◆ Aim of the task ◆
Determine how many lines hold "учреждениям" and give only that number.
start Stored rows
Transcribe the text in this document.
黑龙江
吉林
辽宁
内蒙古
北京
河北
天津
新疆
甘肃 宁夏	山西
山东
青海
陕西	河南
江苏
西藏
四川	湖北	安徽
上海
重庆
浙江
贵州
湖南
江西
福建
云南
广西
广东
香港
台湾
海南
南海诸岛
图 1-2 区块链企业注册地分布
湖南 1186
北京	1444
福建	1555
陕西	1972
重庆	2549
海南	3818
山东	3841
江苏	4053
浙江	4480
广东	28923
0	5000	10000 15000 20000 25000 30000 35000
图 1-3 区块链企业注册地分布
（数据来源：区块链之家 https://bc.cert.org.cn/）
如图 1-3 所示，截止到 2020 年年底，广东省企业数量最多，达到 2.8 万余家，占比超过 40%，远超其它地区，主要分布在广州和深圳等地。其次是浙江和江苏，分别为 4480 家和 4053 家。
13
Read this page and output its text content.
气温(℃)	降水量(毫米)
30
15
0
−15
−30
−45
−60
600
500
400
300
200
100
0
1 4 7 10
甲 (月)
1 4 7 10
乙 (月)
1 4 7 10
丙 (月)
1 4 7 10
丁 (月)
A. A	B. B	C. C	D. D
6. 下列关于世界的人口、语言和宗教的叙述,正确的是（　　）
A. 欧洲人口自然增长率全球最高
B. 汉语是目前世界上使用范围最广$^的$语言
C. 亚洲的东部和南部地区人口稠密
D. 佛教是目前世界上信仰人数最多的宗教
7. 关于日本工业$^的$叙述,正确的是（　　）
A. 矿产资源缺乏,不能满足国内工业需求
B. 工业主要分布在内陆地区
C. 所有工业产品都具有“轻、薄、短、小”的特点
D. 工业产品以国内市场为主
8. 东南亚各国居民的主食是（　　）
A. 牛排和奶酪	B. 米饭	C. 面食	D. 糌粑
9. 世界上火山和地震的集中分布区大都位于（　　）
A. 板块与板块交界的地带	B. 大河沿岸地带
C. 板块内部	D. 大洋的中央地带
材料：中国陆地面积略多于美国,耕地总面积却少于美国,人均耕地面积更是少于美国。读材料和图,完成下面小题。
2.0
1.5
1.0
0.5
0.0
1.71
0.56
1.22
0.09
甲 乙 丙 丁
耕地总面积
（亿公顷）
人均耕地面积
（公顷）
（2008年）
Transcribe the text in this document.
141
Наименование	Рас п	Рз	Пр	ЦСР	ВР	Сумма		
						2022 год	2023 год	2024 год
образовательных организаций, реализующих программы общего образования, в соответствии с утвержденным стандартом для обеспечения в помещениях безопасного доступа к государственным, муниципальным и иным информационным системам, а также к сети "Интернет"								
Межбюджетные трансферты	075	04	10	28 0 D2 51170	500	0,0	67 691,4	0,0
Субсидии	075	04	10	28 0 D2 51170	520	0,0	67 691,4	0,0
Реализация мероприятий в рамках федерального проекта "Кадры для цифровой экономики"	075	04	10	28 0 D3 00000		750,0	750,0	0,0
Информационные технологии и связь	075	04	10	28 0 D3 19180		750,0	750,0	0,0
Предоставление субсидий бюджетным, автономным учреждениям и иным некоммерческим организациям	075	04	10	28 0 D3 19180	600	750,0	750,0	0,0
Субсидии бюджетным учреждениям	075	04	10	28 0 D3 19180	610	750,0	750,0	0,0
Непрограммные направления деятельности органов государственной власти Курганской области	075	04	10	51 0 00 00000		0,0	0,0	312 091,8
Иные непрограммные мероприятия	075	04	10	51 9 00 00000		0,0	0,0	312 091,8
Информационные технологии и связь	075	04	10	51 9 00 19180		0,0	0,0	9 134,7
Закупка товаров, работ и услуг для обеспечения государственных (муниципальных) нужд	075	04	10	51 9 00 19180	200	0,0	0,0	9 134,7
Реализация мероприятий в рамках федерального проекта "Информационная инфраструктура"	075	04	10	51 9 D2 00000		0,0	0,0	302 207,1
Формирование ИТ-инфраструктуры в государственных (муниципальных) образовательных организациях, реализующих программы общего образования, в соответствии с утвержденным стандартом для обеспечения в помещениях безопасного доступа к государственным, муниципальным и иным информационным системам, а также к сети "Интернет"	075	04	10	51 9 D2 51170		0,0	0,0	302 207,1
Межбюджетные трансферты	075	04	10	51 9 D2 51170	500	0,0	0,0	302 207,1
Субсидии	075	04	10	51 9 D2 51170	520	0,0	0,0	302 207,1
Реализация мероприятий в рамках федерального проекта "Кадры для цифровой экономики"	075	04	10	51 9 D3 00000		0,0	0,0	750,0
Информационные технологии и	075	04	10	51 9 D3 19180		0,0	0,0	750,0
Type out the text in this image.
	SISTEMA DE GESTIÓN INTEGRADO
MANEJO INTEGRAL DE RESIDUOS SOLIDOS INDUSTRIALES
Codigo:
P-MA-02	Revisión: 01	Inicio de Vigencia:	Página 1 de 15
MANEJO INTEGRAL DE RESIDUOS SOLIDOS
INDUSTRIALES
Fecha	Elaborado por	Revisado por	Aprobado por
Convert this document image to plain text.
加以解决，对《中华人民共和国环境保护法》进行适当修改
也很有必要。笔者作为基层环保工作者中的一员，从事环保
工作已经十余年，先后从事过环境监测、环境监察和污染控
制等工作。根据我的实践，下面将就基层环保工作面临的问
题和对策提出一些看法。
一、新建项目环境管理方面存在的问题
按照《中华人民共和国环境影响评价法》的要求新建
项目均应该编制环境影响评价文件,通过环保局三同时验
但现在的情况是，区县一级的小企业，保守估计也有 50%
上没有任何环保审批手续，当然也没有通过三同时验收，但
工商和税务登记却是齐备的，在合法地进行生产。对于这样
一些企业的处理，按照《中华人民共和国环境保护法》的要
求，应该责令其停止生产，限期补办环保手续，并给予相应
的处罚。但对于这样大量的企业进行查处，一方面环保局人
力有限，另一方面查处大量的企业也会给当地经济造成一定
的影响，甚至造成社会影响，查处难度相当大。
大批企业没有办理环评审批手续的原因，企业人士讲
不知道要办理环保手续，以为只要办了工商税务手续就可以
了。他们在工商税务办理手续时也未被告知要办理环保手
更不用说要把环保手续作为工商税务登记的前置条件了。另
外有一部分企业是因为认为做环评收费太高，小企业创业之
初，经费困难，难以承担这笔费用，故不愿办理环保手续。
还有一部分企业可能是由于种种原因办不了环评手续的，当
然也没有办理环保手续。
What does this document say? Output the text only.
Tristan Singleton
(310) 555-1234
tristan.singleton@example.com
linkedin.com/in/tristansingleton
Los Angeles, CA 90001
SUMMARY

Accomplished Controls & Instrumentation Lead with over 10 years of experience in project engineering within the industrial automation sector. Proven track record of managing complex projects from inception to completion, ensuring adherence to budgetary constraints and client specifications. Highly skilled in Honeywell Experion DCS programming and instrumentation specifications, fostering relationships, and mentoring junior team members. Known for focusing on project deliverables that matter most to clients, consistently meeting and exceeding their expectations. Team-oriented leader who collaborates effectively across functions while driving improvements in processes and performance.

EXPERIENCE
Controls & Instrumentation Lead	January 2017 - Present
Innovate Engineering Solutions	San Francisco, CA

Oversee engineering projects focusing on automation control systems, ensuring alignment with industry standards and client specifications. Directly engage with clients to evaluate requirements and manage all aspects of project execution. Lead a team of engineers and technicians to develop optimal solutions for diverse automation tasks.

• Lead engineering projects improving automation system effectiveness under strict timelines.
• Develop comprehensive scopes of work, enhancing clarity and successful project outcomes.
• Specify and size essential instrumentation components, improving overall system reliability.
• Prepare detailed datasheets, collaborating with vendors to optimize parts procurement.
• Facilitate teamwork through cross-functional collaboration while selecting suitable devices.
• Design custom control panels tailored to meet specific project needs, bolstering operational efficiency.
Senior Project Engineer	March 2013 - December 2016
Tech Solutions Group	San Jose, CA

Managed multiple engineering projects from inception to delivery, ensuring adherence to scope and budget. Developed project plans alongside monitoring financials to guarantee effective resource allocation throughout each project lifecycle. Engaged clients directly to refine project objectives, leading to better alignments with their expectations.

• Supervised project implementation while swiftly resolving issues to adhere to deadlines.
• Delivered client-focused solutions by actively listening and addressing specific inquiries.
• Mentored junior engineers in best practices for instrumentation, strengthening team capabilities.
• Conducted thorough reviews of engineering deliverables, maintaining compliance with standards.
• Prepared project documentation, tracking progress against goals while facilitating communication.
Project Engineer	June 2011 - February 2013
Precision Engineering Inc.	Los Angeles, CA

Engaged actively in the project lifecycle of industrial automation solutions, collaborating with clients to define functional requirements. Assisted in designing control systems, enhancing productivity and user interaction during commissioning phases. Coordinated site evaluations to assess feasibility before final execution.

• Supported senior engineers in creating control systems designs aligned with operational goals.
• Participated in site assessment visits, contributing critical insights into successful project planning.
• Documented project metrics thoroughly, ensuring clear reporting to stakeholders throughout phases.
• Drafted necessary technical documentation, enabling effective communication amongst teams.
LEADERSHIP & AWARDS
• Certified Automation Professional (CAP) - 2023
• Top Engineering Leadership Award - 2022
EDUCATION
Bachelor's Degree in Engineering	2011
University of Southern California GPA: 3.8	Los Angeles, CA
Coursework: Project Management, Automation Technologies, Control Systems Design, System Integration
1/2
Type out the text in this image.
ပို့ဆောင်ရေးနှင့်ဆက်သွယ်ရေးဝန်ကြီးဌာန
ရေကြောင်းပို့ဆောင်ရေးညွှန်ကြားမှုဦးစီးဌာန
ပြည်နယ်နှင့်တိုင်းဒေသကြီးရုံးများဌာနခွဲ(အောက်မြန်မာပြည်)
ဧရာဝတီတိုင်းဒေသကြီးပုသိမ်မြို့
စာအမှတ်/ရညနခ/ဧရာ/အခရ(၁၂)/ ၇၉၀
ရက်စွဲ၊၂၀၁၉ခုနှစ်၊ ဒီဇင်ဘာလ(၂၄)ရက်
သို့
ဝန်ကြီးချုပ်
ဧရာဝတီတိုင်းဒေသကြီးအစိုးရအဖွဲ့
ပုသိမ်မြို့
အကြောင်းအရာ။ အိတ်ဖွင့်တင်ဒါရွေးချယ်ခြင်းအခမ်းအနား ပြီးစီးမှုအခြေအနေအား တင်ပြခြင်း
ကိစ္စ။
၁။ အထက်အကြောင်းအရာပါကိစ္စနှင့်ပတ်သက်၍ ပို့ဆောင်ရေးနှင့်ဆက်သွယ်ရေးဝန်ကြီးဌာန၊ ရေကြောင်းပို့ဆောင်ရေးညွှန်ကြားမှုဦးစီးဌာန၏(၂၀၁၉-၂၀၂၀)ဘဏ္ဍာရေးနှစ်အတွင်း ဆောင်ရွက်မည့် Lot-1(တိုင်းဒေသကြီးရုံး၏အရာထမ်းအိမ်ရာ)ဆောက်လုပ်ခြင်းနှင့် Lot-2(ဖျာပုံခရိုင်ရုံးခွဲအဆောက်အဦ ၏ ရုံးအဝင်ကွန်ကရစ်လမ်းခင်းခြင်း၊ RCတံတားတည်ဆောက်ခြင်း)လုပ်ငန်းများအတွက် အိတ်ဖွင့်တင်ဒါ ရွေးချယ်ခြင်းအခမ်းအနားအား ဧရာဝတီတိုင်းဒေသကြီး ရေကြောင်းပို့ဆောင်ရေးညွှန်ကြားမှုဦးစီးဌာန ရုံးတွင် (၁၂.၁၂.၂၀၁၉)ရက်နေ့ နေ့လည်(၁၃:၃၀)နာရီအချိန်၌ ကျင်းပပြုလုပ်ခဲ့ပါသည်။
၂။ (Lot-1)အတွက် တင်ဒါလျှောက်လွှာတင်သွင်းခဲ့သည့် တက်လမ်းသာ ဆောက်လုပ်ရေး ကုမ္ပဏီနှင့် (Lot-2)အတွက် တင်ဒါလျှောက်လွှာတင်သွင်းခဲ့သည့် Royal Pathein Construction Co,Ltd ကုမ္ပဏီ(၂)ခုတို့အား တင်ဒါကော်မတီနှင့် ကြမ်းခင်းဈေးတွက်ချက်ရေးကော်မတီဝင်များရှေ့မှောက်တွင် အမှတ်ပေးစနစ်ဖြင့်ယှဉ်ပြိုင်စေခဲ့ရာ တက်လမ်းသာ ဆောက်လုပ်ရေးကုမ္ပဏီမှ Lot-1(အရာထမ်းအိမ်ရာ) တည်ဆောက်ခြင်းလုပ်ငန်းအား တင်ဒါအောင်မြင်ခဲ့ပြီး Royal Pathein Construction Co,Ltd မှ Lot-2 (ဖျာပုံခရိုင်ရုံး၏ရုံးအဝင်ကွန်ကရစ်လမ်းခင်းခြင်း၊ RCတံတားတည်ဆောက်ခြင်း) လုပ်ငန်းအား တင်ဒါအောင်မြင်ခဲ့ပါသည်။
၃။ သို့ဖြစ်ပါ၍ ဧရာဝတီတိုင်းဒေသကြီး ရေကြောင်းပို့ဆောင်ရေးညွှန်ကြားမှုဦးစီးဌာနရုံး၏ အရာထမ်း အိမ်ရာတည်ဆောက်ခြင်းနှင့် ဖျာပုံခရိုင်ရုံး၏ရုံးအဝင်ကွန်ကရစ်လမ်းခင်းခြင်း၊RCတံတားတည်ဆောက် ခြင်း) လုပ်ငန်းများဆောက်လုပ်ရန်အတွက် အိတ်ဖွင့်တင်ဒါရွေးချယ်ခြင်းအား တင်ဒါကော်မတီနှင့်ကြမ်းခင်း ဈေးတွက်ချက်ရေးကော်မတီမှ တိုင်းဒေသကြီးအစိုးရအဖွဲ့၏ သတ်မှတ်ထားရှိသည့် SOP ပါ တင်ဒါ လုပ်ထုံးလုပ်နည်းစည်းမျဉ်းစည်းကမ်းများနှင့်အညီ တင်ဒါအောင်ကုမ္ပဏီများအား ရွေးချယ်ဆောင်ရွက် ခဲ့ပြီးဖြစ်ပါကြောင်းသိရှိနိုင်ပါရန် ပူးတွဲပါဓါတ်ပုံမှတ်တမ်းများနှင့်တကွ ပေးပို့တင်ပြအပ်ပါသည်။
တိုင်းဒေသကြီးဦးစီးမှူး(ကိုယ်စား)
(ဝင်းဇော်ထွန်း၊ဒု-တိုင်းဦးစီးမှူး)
end Stored rows
◆ Solution below ◆
2